§ **Requirements**
Copy the records that follow exactly as written, but not their pictures.

===== Source records

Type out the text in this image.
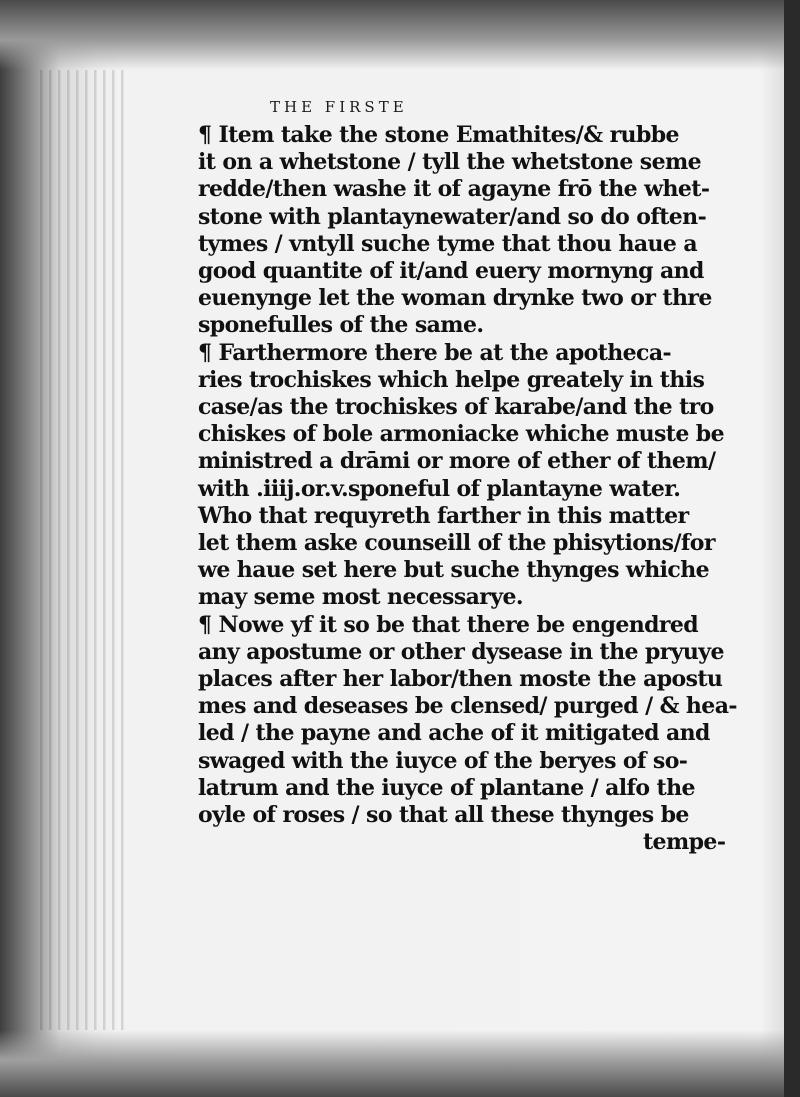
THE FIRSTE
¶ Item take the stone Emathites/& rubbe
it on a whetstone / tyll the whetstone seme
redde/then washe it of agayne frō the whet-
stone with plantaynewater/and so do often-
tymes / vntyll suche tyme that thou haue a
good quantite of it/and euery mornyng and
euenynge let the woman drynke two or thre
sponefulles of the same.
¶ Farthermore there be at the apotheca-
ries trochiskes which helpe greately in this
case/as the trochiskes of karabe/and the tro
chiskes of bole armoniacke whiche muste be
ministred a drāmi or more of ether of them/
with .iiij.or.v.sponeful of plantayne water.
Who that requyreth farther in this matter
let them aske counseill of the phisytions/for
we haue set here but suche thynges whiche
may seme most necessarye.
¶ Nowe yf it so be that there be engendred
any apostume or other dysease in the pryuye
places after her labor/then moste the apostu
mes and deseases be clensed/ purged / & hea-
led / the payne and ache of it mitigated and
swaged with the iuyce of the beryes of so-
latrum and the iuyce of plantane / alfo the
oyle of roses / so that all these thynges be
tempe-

==========

§ **Result for this task**
Type out the text in this image.
THE FIRSTE
¶ Item take the stone Emathites/& rubbe
it on a whetstone / tyll the whetstone seme
redde/then washe it of agayne frō the whet-
stone with plantaynewater/and so do often-
tymes / vntyll suche tyme that thou haue a
good quantite of it/and euery mornyng and
euenynge let the woman drynke two or thre
sponefulles of the same.
¶ Farthermore there be at the apotheca-
ries trochiskes which helpe greately in this
case/as the trochiskes of karabe/and the tro
chiskes of bole armoniacke whiche muste be
ministred a drāmi or more of ether of them/
with .iiij.or.v.sponeful of plantayne water.
Who that requyreth farther in this matter
let them aske counseill of the phisytions/for
we haue set here but suche thynges whiche
may seme most necessarye.
¶ Nowe yf it so be that there be engendred
any apostume or other dysease in the pryuye
places after her labor/then moste the apostu
mes and deseases be clensed/ purged / & hea-
led / the payne and ache of it mitigated and
swaged with the iuyce of the beryes of so-
latrum and the iuyce of plantane / alfo the
oyle of roses / so that all these thynges be
tempe-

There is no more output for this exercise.